DIRECTIONS ::
**a)** In the superalloy review page, how does the author response justify declining the reviewer's request for a short summary of how the in-phase and out-of-phase TMF data were corrected?
**b)** Carry on the superalloy review page from the point where it stops.

EXCERPTED TEXT ::
++++
Lifing the Effects of Crystallographic Orientation on the Thermo-Mechanical Fatigue Behaviour of a Single-Crystal Superalloy

Materials 2019, 12(6), 998; https://doi.org/10.3390/ma12060998
by Richard Smith 1, Robert Lancaster 1,*, Jonathan Jones 1 and Julian Mason-Flucke 2
Reviewer 1:
Vincent Ji
Reviewer 2: Anonymous
Reviewer 3: Anonymous
Materials 2019, 12(6), 998; https://doi.org/10.3390/ma12060998
Submission received: 9 March 2019 / Revised: 20 March 2019 / Accepted: 22 March 2019 / Published: 26 March 2019
(This article belongs to the Special Issue Advances in Structural Metallic Systems for Gas Turbines)

Round  1

Reviewer 1 Report

it will be very interesting to give a short and explicite summary to describe 

- how the in-phase and the out-of-phase TMF data have been corrected numerically with the used model, 

- the associated improvement and the divergence of corrected data;

- the possible errrors and uncertainty with the used of model.

Author Response

1.      It will be very interesting to give a short and explicite summary to describe how the in-phase and the out-of-phase TMF data have been corrected numerically with the used model

The authors feel that the paper is quite explicit on what was being done to the data e.g. eqn 3 & 4 + fig 4 & 5 show what is happening to the stress state in a general manner.
++++
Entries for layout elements

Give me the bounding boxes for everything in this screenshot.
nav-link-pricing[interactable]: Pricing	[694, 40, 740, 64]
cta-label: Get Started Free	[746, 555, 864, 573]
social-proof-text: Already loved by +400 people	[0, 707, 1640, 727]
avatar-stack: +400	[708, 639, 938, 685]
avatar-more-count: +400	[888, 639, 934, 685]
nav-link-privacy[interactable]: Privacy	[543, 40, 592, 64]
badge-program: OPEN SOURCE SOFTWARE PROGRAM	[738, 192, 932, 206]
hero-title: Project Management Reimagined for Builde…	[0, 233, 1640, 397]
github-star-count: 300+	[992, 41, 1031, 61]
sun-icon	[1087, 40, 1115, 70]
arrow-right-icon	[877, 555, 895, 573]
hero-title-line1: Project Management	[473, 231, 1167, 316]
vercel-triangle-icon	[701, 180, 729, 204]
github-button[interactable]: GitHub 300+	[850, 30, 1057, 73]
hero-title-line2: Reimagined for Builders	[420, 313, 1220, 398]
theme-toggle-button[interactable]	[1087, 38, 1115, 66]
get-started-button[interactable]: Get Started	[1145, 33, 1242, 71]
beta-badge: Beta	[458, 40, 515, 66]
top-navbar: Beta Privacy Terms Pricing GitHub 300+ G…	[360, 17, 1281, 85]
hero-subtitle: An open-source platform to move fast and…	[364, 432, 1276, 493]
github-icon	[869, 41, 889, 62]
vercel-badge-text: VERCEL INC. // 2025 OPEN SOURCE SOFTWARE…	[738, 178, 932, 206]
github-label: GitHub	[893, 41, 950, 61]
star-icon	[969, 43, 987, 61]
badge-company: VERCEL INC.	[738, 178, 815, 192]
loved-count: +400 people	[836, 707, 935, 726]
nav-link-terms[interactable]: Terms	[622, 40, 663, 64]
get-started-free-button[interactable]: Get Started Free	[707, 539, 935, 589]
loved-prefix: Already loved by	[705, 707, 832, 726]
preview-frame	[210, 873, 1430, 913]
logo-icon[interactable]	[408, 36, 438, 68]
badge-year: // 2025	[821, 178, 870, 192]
++++
EXERCISE ANSWERS ::
**a)** The authors feel the paper is already quite explicit about what was done to the data. They point to equations 3 and 4 and figures 4 and 5 as showing what happens to the stress state in a general manner.

**b)**
 

2.      it will be very interesting to give a short and explicite summary to describe the associated improvement and the divergence of corrected data;

 

In the authors’ opinion, the best way would be to show corrected and uncorrected data visually but this would uncover the original data which would be difficult to clear for publication due to it’s industrial sensitivity.

 

3.      it will be very interesting to give a short and explicite summary to describe the possible errrors and uncertainty with the used of model.

The model presented in this paper is to provide a proof of concept framework of a model that could potentially be used by industry (around TRL3). Some aspects will work "out-of-the-box" e.g. IP TMF behaviour. OP TMF behaviour & SX effects require more work but provided that the user is aware of the uncertainty you can utilise in design (but would be designing with conservatism). Clearly a substantial validation effort would be required before actual use which would be required for any new method but this may require an industry / academic -wide effort to proof this.

Reviewer 2 Report

The submitted, high niveau manuscript entitled ‘Lifing the Effect of Crystallographic Orientation on the Thermo-Mechanical Fatigue Behaviour of a Single Crystal Superalloy’ deals with the evaluation of historical TMF test results and isotehermal fatigue data of a singlecrystal material. The manuscript is winteresting and worth to publish, during its careful manuscript only a few concerns arose.

 

- How was the chemical composition in Table 1 measured?

- Please identify the phases in fig. 1 by labels.

- The most important concern of this Reviewer is in the reliability of the modified and corrected data. Could the Authors address this issue? Are these data suitable and reliable for turbine blades design for example?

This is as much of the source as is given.